▸ Preguntas de estudio
(A) Enumera todos los datos que la crónica sobre el asesinato del teniente da acerca de él, sin contar su nombre.
(B) Responde con la crónica sobre el asesinato del teniente:
(i) ¿A qué hora se celebraron los funerales?
(ii) ¿Qué se les ofreció o aconsejó a muchos militares retirados?
(iii) ¿Hacia quién apuntan todas las sospechas?
(C) Sigue escribiendo la crónica sobre el asesinato del teniente a partir de su última oración.

▸ Texto para leer

+++

Según informaciones recogidas por nuestro corresponsal en Bilbao, en medios policiales se esperaban desde hace semanas actos terroristas contra militares retirados, a muchos de los cuales se les ha ofrecido protección o se les aconsejó que abandonaran las provincias vascongadas durante algún tiempo.

Ayer se celebraron los funerales

El teniente de Artillería fue rematado en el suelo por sus asesinos

BILBAO (J. R. Muguerza, corresponsal). A las diez de la mañana de ayer y en el patio de armas del cuartel de Infantería de Careliano se celebraron los funerales por el teniente de Artillería Magín Fernández Perrero, de cuarenta y cuatro años de edad, asesinado a primera hora de la mañana del domingo en la localidad vizcaína de. Baracaldo, cuando se encontraba en el interior del estanco propiedad de. su esposa. Aunque por el momento ningún grupo ha reivindicado la acción, todas las sospechas apuntan hacia la rama militar de ETA.

+++

▸ Información dada
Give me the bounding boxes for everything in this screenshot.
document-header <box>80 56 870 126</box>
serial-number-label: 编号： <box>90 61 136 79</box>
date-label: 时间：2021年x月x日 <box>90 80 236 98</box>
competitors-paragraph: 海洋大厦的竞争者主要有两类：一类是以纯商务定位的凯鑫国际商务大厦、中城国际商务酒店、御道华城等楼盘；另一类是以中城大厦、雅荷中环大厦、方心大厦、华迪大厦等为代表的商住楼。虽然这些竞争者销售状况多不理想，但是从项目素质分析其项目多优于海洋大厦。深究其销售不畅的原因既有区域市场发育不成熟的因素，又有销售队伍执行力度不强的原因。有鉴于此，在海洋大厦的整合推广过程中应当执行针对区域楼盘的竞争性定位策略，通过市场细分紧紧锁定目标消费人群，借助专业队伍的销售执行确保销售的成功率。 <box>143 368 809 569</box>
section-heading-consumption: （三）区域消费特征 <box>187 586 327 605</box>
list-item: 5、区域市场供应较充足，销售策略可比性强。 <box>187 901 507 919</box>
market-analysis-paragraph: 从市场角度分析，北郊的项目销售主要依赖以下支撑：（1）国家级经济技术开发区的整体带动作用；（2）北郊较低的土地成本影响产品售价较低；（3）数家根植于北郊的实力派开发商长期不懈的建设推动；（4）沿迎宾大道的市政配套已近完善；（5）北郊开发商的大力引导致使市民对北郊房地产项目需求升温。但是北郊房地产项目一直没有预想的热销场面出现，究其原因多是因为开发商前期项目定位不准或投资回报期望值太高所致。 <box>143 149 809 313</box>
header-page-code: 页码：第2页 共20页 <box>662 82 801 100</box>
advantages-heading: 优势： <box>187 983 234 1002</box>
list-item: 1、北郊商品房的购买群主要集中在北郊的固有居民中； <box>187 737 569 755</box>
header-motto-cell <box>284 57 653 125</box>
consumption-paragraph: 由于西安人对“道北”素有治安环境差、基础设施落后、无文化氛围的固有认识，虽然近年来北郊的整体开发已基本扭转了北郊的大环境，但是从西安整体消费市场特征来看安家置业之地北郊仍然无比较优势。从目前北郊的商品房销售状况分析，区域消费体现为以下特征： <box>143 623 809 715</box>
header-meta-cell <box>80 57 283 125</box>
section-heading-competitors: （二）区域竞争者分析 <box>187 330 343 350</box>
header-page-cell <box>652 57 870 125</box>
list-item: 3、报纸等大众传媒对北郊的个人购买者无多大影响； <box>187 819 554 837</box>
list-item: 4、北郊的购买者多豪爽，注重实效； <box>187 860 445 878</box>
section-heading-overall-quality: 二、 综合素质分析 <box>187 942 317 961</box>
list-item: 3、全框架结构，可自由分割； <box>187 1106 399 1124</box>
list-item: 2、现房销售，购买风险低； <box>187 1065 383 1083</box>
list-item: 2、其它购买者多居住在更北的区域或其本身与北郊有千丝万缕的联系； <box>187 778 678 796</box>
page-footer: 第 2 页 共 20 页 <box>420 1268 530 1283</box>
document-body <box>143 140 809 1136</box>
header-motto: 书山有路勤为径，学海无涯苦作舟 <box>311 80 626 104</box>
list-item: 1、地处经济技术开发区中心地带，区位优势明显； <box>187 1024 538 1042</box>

+++

▸ Respuestas en orden
(A)
- Era teniente de Artillería.
- Tenía cuarenta y cuatro años.
- Lo asesinaron a primera hora de la mañana del domingo.
- Ocurrió en la localidad vizcaína de Baracaldo.
- Estaba en el interior del estanco propiedad de su esposa.
- Sus asesinos lo remataron en el suelo.

(B)
(i) A las diez de la mañana de ayer.
(ii) Se les ofreció protección o se les aconsejó que abandonaran las provincias vascongadas durante algún tiempo.
(iii) Hacia la rama militar de ETA.

(C)
Como estaba previsto, a las diez de la mañana se celebraron los funerales por el militar asesinado. A la derecha del oficiante y en un lugar preferente estaba el capitán general de la VI Región, don Luis Pedáneo Mejorada, quien se encontraba en la capital vizcaína desde el domingo. También estuvieron presentes los gobernadores civil y militar, representantes del Gobierno vasco y mandos de la Policía Nacional, Guardia Civil y Marina. Asimismo sistieron al sepelio representantes políticos vizcaínos de UCO, AP, PSOE y PNV y el presidente de la Audiencia.

La Misa funeral fue oficiada por el capellán castrense del Regimiento, quien centró la homilía en el derecho a la vida y su carácter divino. «Dios es dueño supremo de la vida y nadie puede servirse de ella a su antojo. A pesar de ello, y aquí tenemos el ejemplo, hay inhumanos asesinos que arrogándose de un derecho exclusivamente de Dios matan y asesinan cobardemente, ya que siempre o casi siempre lo hacen a rostro cubierto, con alevosía y premeditación.»

Unas mujeres dieron vivas al Ejército y a España, así como gritos de «Para ETA, metralleta; para ETA, batallón».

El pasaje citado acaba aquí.